== Page text ==

This implement was at first extremely simple, the turning up of the soil being effected by means of sharp sticks. The plough, strictly so called, as observed by many recent travelers, is generally a branch, or small tree, cut below the bifurcation; the share is of wood, and the point of iron. As the husbandman guides the plough, he carries a rod, armed at the extremity with a sharp piece of iron, with which he clears away the weeds from the share of his implement, or goads his oxen. So light is the whole apparatus, that he has to press hardly on it in the upturning of the soil; and he often carries his plough home on his shoulder on returning from the fields at night. The only harrow seems to have been a thick clump of wood, borne down by a weight, or a man sitting upon it, and drawn by oxen over the ploughed field: the same which the Egyptians use at the present time. In this way the turfs were, and still are, broken in pieces, and the fields leveled.

In harvest, the Hebrews used the sickle, so that the stubble remained in the earth. The crops, when bound in bundles, were conveyed by hand, on beasts of burden, or in wagons, to the threshing-floor. This was in some elevated part of the field, and was nothing more than a circular space thirty or forty paces in diameter, where the ground had been leveled and beaten down. At first the grain was thrashed with sticks; but afterward this mode was adopted only in respect to the lesser kinds of grain, and in beating out small quantities. At a later period, it was trodden out by the hoofs of oxen, as it is in the East to this day.

These allusions to agricultural pursuits recall to the mind the words of the prophet—

“Give ye ear, and hear my voice; hearken, and hear my speech.

Doth the ploughman plough all day to sow? Doth he open and break the clods of his ground?

When he hath made plain the face thereof,

Doth he not cast abroad the fitches, and scatter the cummin,

And cast in the principal wheat, and the appointed barley, and the rye, in their place?

For his God doth instruct him to discretion, and doth teach him.

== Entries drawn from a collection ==
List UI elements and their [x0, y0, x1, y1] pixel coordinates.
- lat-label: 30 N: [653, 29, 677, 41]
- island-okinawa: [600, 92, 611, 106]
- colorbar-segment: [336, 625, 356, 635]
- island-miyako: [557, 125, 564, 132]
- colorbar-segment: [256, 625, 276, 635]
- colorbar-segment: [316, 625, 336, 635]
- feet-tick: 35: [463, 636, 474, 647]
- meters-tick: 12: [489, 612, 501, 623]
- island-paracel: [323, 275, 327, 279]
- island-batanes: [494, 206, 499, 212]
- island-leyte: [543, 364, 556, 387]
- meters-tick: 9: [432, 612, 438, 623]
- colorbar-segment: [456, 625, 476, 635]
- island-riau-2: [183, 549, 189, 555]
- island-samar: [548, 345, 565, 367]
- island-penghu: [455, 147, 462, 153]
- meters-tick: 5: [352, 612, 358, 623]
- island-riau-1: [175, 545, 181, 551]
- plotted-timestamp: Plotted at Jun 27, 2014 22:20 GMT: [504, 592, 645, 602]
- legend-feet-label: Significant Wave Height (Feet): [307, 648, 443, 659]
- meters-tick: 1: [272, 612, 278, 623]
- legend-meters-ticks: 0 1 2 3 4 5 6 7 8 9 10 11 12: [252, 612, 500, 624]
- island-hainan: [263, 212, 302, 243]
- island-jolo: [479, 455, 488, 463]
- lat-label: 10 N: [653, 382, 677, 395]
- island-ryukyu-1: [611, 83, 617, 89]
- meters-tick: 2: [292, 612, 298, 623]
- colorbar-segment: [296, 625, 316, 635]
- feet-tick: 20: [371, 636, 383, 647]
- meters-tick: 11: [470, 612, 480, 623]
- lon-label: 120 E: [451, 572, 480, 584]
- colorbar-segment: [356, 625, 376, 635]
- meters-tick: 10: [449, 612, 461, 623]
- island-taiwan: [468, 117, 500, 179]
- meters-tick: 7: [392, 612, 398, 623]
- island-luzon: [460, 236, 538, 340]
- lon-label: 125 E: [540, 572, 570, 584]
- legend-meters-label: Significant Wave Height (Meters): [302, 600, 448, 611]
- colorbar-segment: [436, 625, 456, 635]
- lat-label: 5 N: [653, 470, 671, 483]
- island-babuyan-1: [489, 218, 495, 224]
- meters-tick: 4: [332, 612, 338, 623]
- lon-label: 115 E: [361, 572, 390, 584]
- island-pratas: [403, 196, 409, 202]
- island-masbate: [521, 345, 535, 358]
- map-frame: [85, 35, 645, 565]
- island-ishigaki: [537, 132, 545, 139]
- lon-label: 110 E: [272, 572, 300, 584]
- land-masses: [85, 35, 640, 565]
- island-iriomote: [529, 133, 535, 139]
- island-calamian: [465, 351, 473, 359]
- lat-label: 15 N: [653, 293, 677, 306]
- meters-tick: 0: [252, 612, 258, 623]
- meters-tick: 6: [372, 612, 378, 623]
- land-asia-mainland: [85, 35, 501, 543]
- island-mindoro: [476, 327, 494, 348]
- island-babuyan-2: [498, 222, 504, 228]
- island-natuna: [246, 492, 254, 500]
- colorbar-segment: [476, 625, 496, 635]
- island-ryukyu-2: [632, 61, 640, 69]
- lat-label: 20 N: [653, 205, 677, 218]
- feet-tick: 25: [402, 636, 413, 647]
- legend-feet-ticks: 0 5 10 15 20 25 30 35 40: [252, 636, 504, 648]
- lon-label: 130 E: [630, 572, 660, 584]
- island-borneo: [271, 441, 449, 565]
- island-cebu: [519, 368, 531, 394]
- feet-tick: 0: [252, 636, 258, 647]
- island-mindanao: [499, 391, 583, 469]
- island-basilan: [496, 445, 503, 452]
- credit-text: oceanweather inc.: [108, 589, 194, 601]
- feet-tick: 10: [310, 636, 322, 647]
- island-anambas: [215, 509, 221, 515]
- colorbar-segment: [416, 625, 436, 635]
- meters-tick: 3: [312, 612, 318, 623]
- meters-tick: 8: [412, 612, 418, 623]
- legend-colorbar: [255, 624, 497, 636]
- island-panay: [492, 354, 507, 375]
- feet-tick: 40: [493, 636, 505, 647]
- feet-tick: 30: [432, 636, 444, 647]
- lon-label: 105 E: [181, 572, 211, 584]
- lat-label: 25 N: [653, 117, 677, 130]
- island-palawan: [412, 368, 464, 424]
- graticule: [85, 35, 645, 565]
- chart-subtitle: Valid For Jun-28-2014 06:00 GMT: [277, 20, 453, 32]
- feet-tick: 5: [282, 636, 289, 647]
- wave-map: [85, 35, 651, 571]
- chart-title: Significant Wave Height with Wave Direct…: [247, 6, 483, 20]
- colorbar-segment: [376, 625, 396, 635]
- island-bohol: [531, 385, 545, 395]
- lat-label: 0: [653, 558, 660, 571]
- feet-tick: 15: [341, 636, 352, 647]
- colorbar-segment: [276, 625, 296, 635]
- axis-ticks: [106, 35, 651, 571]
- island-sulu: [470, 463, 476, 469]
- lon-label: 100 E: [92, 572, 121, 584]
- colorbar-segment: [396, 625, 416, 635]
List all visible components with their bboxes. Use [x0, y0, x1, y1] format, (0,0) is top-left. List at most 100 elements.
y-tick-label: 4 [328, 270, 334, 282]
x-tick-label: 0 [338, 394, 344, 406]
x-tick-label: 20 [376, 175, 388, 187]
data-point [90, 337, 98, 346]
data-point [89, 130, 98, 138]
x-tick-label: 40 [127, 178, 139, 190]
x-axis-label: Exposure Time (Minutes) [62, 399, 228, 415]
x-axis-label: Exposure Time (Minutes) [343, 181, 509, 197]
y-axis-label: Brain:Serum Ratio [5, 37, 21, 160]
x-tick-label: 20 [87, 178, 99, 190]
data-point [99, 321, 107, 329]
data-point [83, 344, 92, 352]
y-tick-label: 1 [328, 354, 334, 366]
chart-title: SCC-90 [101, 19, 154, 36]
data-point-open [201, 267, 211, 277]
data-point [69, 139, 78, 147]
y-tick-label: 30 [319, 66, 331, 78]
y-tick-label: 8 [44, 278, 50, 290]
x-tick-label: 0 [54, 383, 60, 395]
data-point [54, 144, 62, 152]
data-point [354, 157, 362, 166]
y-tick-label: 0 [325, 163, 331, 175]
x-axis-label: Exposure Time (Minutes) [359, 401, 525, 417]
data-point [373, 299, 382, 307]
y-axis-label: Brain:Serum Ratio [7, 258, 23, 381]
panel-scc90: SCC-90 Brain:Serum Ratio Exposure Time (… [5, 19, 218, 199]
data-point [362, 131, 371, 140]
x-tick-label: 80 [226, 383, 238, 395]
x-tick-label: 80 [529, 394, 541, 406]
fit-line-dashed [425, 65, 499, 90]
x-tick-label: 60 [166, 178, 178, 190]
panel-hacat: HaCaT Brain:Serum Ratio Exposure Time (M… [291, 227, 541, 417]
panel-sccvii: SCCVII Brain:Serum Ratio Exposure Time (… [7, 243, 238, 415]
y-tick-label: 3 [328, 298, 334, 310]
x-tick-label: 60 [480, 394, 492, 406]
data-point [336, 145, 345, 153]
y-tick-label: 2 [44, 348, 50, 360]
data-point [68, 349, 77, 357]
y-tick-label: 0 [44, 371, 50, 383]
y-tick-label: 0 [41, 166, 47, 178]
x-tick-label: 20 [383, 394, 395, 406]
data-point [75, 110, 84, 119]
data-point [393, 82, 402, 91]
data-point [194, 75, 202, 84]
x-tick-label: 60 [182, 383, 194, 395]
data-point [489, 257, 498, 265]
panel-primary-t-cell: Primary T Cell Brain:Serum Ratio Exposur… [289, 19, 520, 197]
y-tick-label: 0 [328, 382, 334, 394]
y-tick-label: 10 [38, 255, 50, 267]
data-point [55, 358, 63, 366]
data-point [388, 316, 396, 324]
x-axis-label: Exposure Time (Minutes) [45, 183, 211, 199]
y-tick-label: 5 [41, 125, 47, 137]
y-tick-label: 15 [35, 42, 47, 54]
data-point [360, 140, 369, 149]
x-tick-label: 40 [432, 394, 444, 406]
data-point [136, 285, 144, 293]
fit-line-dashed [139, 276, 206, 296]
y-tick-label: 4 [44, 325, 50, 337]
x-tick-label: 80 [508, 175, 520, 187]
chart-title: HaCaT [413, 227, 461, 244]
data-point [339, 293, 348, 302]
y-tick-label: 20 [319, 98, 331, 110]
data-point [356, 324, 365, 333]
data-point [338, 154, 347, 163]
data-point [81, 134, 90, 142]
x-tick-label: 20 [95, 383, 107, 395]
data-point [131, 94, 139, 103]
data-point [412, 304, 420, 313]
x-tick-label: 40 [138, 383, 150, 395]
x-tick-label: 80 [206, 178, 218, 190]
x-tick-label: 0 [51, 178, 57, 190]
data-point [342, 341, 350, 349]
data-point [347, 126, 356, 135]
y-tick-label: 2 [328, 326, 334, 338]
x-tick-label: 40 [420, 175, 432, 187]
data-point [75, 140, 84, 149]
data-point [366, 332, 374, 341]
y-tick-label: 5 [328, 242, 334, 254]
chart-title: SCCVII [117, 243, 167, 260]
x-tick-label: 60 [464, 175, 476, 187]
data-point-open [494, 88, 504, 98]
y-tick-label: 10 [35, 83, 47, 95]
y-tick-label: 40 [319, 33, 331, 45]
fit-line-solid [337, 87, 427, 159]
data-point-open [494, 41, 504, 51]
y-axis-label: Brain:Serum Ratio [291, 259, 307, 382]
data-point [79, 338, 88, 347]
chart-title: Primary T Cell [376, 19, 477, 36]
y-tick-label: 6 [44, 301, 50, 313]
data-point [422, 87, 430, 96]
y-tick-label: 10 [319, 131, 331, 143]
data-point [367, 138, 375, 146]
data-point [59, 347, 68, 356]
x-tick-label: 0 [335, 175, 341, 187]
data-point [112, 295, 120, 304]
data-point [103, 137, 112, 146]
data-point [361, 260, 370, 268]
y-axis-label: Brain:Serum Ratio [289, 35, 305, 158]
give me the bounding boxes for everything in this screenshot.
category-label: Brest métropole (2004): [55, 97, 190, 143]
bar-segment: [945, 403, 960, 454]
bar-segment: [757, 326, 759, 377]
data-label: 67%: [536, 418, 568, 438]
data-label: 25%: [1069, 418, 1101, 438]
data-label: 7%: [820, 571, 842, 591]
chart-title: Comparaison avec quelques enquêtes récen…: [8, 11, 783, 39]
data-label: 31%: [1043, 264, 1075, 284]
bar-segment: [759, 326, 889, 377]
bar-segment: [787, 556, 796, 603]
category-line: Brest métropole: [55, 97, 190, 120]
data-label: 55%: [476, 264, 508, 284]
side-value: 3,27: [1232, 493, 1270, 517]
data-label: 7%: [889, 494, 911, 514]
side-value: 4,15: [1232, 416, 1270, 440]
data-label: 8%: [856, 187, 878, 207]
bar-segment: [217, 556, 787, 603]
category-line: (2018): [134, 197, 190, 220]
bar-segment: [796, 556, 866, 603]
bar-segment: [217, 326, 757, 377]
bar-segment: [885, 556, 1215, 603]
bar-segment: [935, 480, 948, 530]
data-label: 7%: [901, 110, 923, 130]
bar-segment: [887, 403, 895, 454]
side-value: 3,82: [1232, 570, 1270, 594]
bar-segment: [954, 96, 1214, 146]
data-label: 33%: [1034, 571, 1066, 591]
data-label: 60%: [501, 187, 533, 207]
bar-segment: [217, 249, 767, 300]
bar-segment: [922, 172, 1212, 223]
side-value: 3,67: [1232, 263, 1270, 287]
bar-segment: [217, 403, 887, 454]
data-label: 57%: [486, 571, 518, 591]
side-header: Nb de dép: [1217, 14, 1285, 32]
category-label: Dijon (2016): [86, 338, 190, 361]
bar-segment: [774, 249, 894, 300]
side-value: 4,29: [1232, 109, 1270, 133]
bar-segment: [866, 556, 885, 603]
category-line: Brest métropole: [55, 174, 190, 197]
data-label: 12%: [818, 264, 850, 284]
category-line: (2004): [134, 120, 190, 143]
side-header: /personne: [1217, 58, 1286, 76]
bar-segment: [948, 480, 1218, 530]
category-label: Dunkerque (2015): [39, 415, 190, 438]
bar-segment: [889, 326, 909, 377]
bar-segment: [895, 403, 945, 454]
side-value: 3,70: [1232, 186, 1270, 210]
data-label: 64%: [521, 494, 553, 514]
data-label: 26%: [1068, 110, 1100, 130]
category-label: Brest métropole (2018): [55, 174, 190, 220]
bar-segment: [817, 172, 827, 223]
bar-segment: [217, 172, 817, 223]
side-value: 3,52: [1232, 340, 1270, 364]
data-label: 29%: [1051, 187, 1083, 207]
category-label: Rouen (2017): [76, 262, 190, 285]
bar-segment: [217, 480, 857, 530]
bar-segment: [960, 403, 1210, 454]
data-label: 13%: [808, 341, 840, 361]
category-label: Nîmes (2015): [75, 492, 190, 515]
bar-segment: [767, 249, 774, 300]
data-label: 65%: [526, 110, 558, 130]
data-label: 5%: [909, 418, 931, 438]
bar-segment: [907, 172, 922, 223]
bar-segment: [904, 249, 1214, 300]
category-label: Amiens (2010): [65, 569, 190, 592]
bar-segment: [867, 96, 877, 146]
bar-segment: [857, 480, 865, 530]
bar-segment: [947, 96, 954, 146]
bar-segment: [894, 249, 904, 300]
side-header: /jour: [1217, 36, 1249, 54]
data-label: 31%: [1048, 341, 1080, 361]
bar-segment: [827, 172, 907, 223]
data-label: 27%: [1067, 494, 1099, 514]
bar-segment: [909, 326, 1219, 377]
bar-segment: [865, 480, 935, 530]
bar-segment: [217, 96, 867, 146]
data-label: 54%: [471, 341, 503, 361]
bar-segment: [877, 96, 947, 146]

== Tasks to carry out ==
**A)** List every crop named in the prophet's words quoted in the passage on ancient farming.
**B)** Carry the passage on ancient farming forward from its final line.
The rows come from a separate source.

== Answers for the exercise ==
**A)** Fitches, cummin, wheat, barley, rye

**B)**
For the fitches are not threshed with a threshing instrument,

Neither is a cart-wheel turned about upon the cummin;

But the fitches are beaten out with a staff, and the cummin with a rod.

Bread-corn is bruised; because he will not ever be threshing it,

Nor break it with the wheel of his cart, nor bruise it with his horsemen.

This also cometh forth from the Lord of hosts,

Which is wonderful in counsel, and excellent in working.”

Isaiah mentions four ways of threshing: the staff or flail, which was used for the smaller seeds; the drag, formed of strong planks, the lower part of which was made rough with stones or iron; the cart, having wheels furnished with iron edges or teeth; and the feet of oxen driven over the corn when laid on the floor. The grain was winnowed by being thrown against the wind with a shovel.

The traditions of ancient times ascribe many of its arts to the visions and instructions of superior beings. Among these stands forth with special prominence the legend of “the fire-bringing Prometheus,” as depicted by Æschylus with extraordinary power. He appears chained to the mountains of Caucasus; and why is he thus doomed to suffering? For disobedience to the power that rules the world, in bestowing fire on the human race. “Laboring for the people,” and intent on giving them “all-working fire,” it is to restrain him from “his man-loving turn of mind,” that he is cast forth from society, and that the far-distant and barren rock is his inexorable destiny.

How man received the gift of fire we have no means of knowing. It is a Moslem fable that the angel Gabriel brought it to our first parents. Poetry says that the winds blew through the grove, that two trees became ignited from continued attrition, and that Adam beholding the lighted copse fled, turned back, caught the glow of the flame, and then tried various means to obtain it. Again, it tells us that a flint-shaft, aimed at a beast, ground against a rock, and elicited sparks of fire, which led Adam to rub stones together over dry leaves, while Eve gently cherished the kindling flame. More than one ancient people ascribe it to the rubbing of two pieces of wood together, a practice still adopted among barbarous tribes. But however this might be, fire must have been possessed in earliest times for the preparation of human food, as well as for the practice of those arts which are ascribable to the fatherhood of Tubal-Cain.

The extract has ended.